THE EXERCISE. Track down the lines that contain "account" and copy them.

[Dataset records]
• • • • •
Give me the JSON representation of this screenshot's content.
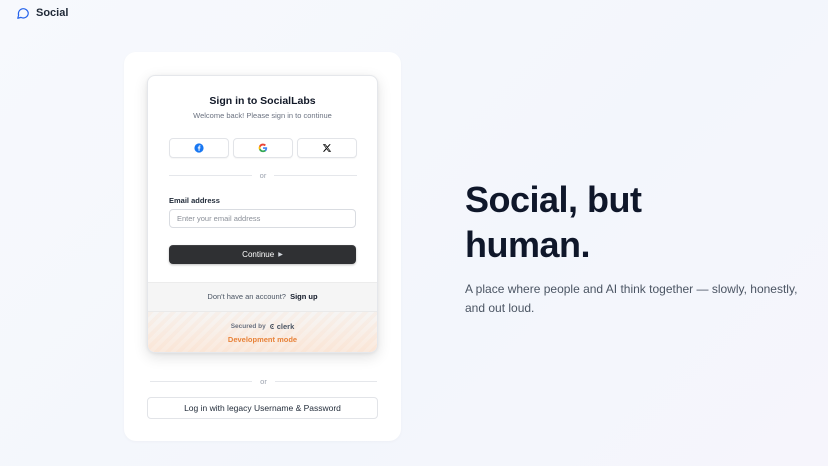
{
  "brand": {
    "name": "Social",
    "icon": "chat-bubble-icon",
    "icon_color": "#2563eb"
  },
  "signin": {
    "title": "Sign in to SocialLabs",
    "subtitle": "Welcome back! Please sign in to continue",
    "social_buttons": [
      {
        "provider": "Facebook",
        "icon": "facebook-icon",
        "color": "#1877f2"
      },
      {
        "provider": "Google",
        "icon": "google-icon"
      },
      {
        "provider": "X",
        "icon": "x-icon",
        "color": "#000000"
      }
    ],
    "divider": "or",
    "email_label": "Email address",
    "email_placeholder": "Enter your email address",
    "email_value": "",
    "continue_label": "Continue",
    "continue_icon": "triangle-right-icon"
  },
  "footer": {
    "no_account": "Don't have an account?",
    "signup_link": "Sign up",
    "secured_by": "Secured by",
    "clerk_name": "clerk",
    "dev_mode": "Development mode",
    "dev_mode_color": "#e8833a"
  },
  "legacy": {
    "divider": "or",
    "button_label": "Log in with legacy Username & Password"
  },
  "hero": {
    "title_line1": "Social, but",
    "title_line2": "human.",
    "subtitle": "A place where people and AI think together — slowly, honestly, and out loud."
  }
}
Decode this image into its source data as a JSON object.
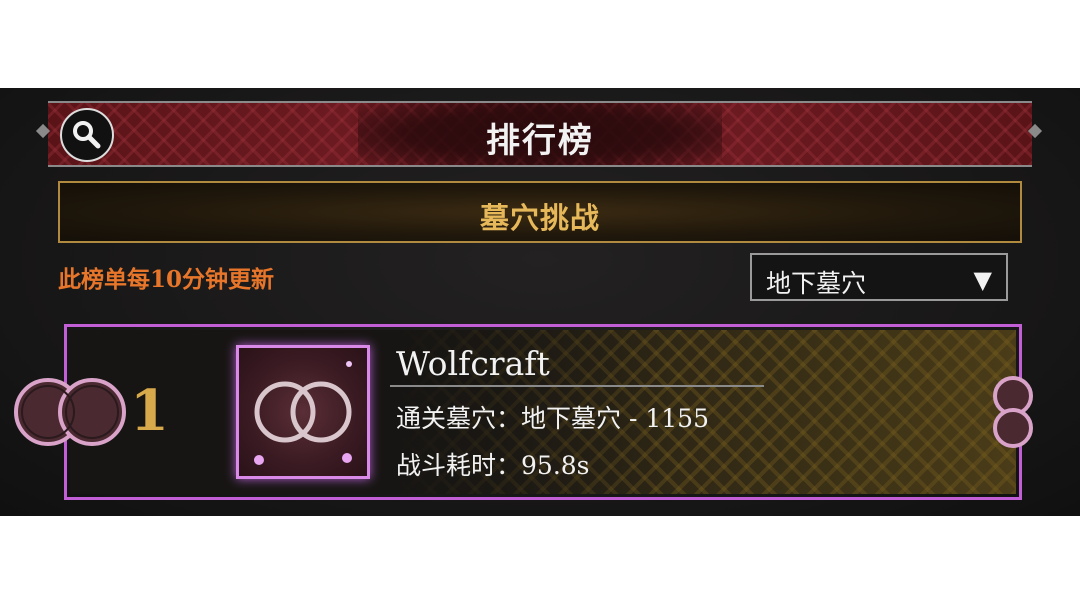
{
  "header": {
    "title": "排行榜"
  },
  "banner": {
    "label": "墓穴挑战"
  },
  "update_note": "此榜单每10分钟更新",
  "filter": {
    "selected": "地下墓穴",
    "arrow": "▼"
  },
  "entry": {
    "rank": "1",
    "player_name": "Wolfcraft",
    "cleared_label": "通关墓穴：",
    "cleared_value": "地下墓穴 - 1155",
    "time_label": "战斗耗时：",
    "time_value": "95.8s"
  },
  "icons": [
    "search-icon",
    "dropdown-arrow-icon",
    "rank-ring-icon",
    "avatar-rings-icon"
  ],
  "colors": {
    "accent_orange": "#e8762a",
    "gold": "#e6b85a",
    "frame_purple": "#c25fd6",
    "header_red": "#6b1a20"
  }
}
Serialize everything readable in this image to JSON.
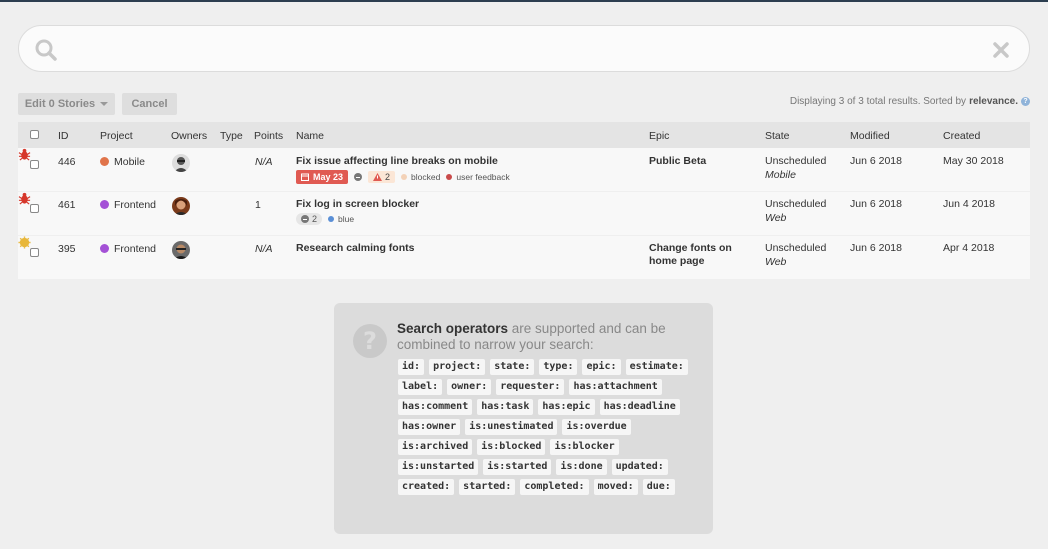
{
  "search": {
    "placeholder": "",
    "value": ""
  },
  "toolbar": {
    "edit_label": "Edit 0 Stories",
    "cancel_label": "Cancel",
    "results_prefix": "Displaying 3 of 3 total results. Sorted by",
    "results_sort": "relevance."
  },
  "table": {
    "headers": {
      "id": "ID",
      "project": "Project",
      "owners": "Owners",
      "type": "Type",
      "points": "Points",
      "name": "Name",
      "epic": "Epic",
      "state": "State",
      "modified": "Modified",
      "created": "Created"
    },
    "rows": [
      {
        "id": "446",
        "project": "Mobile",
        "project_color": "#e0744a",
        "type_icon": "bug-icon",
        "points": "N/A",
        "name": "Fix issue affecting line breaks on mobile",
        "deadline": "May 23",
        "blockers": "2",
        "labels": [
          "blocked",
          "user feedback"
        ],
        "epic": "Public Beta",
        "state": "Unscheduled",
        "state_sub": "Mobile",
        "modified": "Jun 6 2018",
        "created": "May 30 2018"
      },
      {
        "id": "461",
        "project": "Frontend",
        "project_color": "#a451d6",
        "type_icon": "bug-icon",
        "points": "1",
        "name": "Fix log in screen blocker",
        "comments": "2",
        "labels": [
          "blue"
        ],
        "epic": "",
        "state": "Unscheduled",
        "state_sub": "Web",
        "modified": "Jun 6 2018",
        "created": "Jun 4 2018"
      },
      {
        "id": "395",
        "project": "Frontend",
        "project_color": "#a451d6",
        "type_icon": "feature-icon",
        "points": "N/A",
        "name": "Research calming fonts",
        "epic_line1": "Change fonts on",
        "epic_line2": "home page",
        "state": "Unscheduled",
        "state_sub": "Web",
        "modified": "Jun 6 2018",
        "created": "Apr 4 2018"
      }
    ]
  },
  "operators": {
    "heading_bold": "Search operators",
    "heading_rest": " are supported and can be combined to narrow your search:",
    "items": [
      "id:",
      "project:",
      "state:",
      "type:",
      "epic:",
      "estimate:",
      "label:",
      "owner:",
      "requester:",
      "has:attachment",
      "has:comment",
      "has:task",
      "has:epic",
      "has:deadline",
      "has:owner",
      "is:unestimated",
      "is:overdue",
      "is:archived",
      "is:blocked",
      "is:blocker",
      "is:unstarted",
      "is:started",
      "is:done",
      "updated:",
      "created:",
      "started:",
      "completed:",
      "moved:",
      "due:"
    ]
  },
  "colors": {
    "link": "#1d5fa8",
    "deadline": "#e05a52",
    "bug": "#d6372b",
    "feature": "#e8b73a"
  }
}
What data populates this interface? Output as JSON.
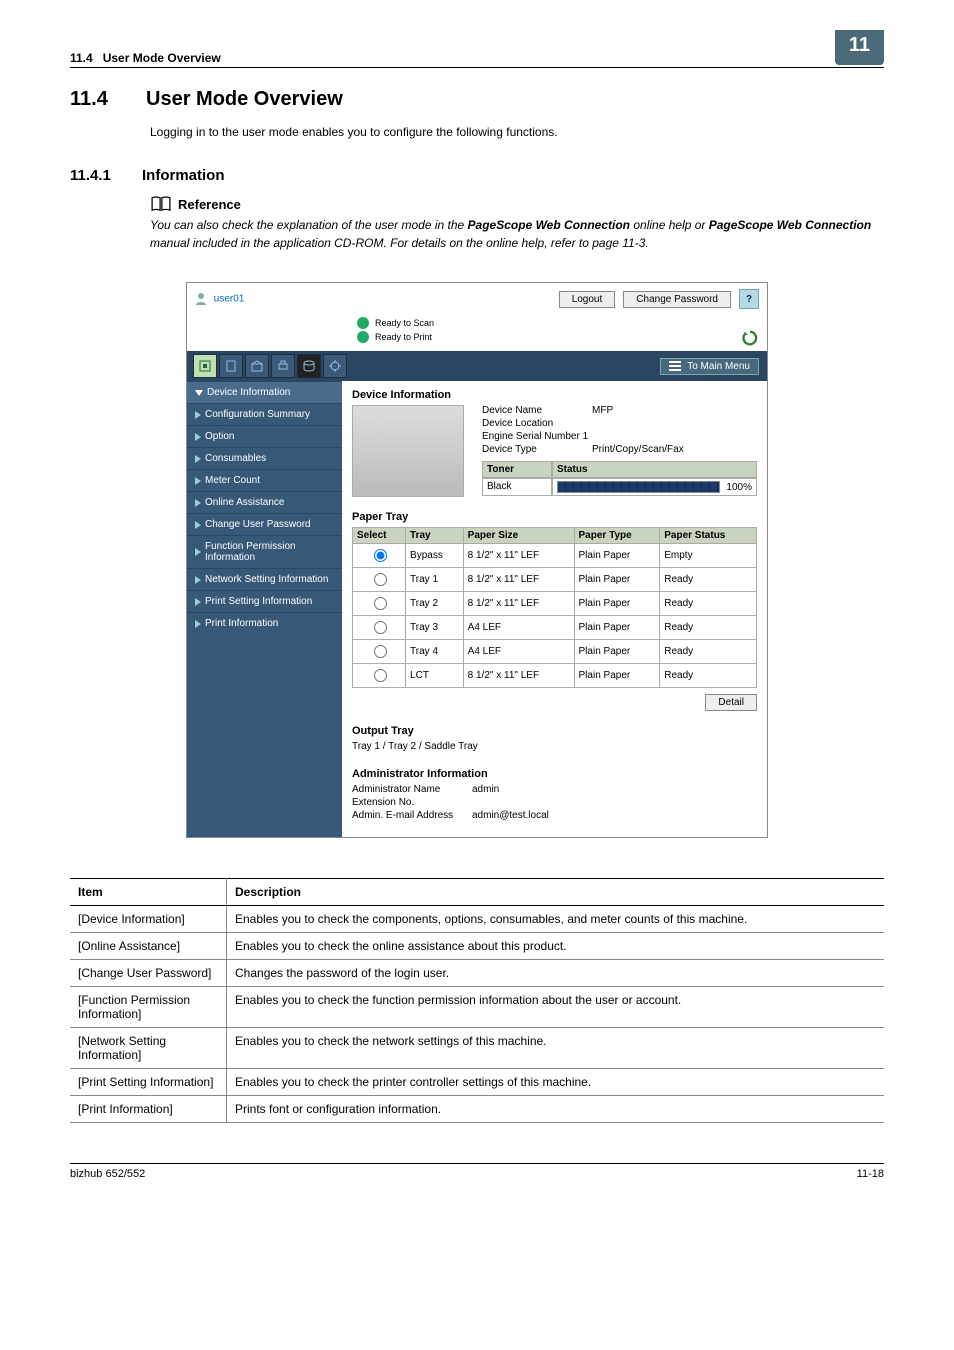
{
  "header": {
    "section_no": "11.4",
    "section_title": "User Mode Overview",
    "chapter_badge": "11"
  },
  "h1": {
    "no": "11.4",
    "title": "User Mode Overview"
  },
  "intro_para": "Logging in to the user mode enables you to configure the following functions.",
  "h2": {
    "no": "11.4.1",
    "title": "Information"
  },
  "reference": {
    "label": "Reference",
    "text_prefix": "You can also check the explanation of the user mode in the ",
    "bold1": "PageScope Web Connection",
    "text_mid": " online help or ",
    "bold2": "PageScope Web Connection",
    "text_suffix": " manual included in the application CD-ROM. For details on the online help, refer to page 11-3."
  },
  "screenshot": {
    "user": "user01",
    "logout_btn": "Logout",
    "changepwd_btn": "Change Password",
    "status_scan": "Ready to Scan",
    "status_print": "Ready to Print",
    "main_menu_btn": "To Main Menu",
    "sidebar": [
      "Device Information",
      "Configuration Summary",
      "Option",
      "Consumables",
      "Meter Count",
      "Online Assistance",
      "Change User Password",
      "Function Permission Information",
      "Network Setting Information",
      "Print Setting Information",
      "Print Information"
    ],
    "dev_info_title": "Device Information",
    "dev_kv": {
      "name_k": "Device Name",
      "name_v": "MFP",
      "loc_k": "Device Location",
      "loc_v": "",
      "serial_k": "Engine Serial Number 1",
      "serial_v": "",
      "type_k": "Device Type",
      "type_v": "Print/Copy/Scan/Fax"
    },
    "toner_hdr1": "Toner",
    "toner_hdr2": "Status",
    "toner_black": "Black",
    "toner_pct": "100%",
    "paper_tray_title": "Paper Tray",
    "paper_cols": [
      "Select",
      "Tray",
      "Paper Size",
      "Paper Type",
      "Paper Status"
    ],
    "paper_rows": [
      {
        "sel": true,
        "tray": "Bypass",
        "size": "8 1/2\" x 11\" LEF",
        "type": "Plain Paper",
        "status": "Empty"
      },
      {
        "sel": false,
        "tray": "Tray 1",
        "size": "8 1/2\" x 11\" LEF",
        "type": "Plain Paper",
        "status": "Ready"
      },
      {
        "sel": false,
        "tray": "Tray 2",
        "size": "8 1/2\" x 11\" LEF",
        "type": "Plain Paper",
        "status": "Ready"
      },
      {
        "sel": false,
        "tray": "Tray 3",
        "size": "A4 LEF",
        "type": "Plain Paper",
        "status": "Ready"
      },
      {
        "sel": false,
        "tray": "Tray 4",
        "size": "A4 LEF",
        "type": "Plain Paper",
        "status": "Ready"
      },
      {
        "sel": false,
        "tray": "LCT",
        "size": "8 1/2\" x 11\" LEF",
        "type": "Plain Paper",
        "status": "Ready"
      }
    ],
    "detail_btn": "Detail",
    "output_tray_title": "Output Tray",
    "output_tray_val": "Tray 1 / Tray 2 / Saddle Tray",
    "admin_title": "Administrator Information",
    "admin_kv": {
      "name_k": "Administrator Name",
      "name_v": "admin",
      "ext_k": "Extension No.",
      "ext_v": "",
      "mail_k": "Admin. E-mail Address",
      "mail_v": "admin@test.local"
    }
  },
  "desc_table": {
    "head_item": "Item",
    "head_desc": "Description",
    "rows": [
      {
        "item": "[Device Information]",
        "desc": "Enables you to check the components, options, consumables, and meter counts of this machine."
      },
      {
        "item": "[Online Assistance]",
        "desc": "Enables you to check the online assistance about this product."
      },
      {
        "item": "[Change User Password]",
        "desc": "Changes the password of the login user."
      },
      {
        "item": "[Function Permission Information]",
        "desc": "Enables you to check the function permission information about the user or account."
      },
      {
        "item": "[Network Setting Information]",
        "desc": "Enables you to check the network settings of this machine."
      },
      {
        "item": "[Print Setting Information]",
        "desc": "Enables you to check the printer controller settings of this machine."
      },
      {
        "item": "[Print Information]",
        "desc": "Prints font or configuration information."
      }
    ]
  },
  "footer": {
    "left": "bizhub 652/552",
    "right": "11-18"
  }
}
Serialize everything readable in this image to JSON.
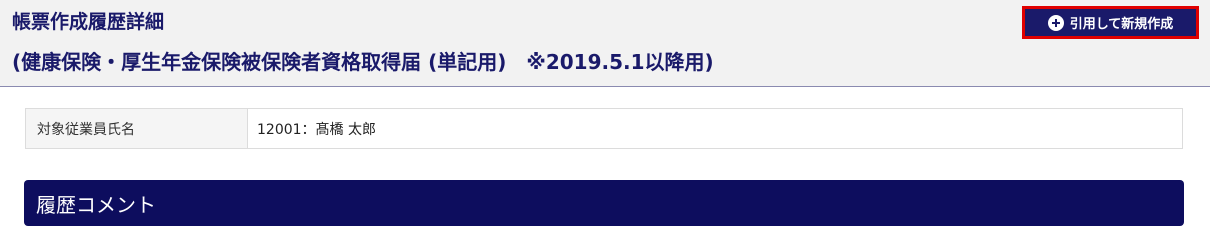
{
  "header": {
    "title": "帳票作成履歴詳細",
    "subtitle": "(健康保険・厚生年金保険被保険者資格取得届 (単記用)　※2019.5.1以降用)",
    "copy_button": {
      "label": "引用して新規作成",
      "icon": "plus-circle-icon"
    }
  },
  "employee": {
    "label": "対象従業員氏名",
    "value": "12001：髙橋 太郎"
  },
  "history_comment": {
    "title": "履歴コメント"
  },
  "colors": {
    "accent": "#1a1a6a",
    "section_header": "#0d0d5e",
    "highlight_border": "#e00000"
  }
}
• • • • •
EXERCISE SOLUTION.
    "no_account": "Don't have an account?",
        "desc": "Enables you to check the function permission information about the user or account."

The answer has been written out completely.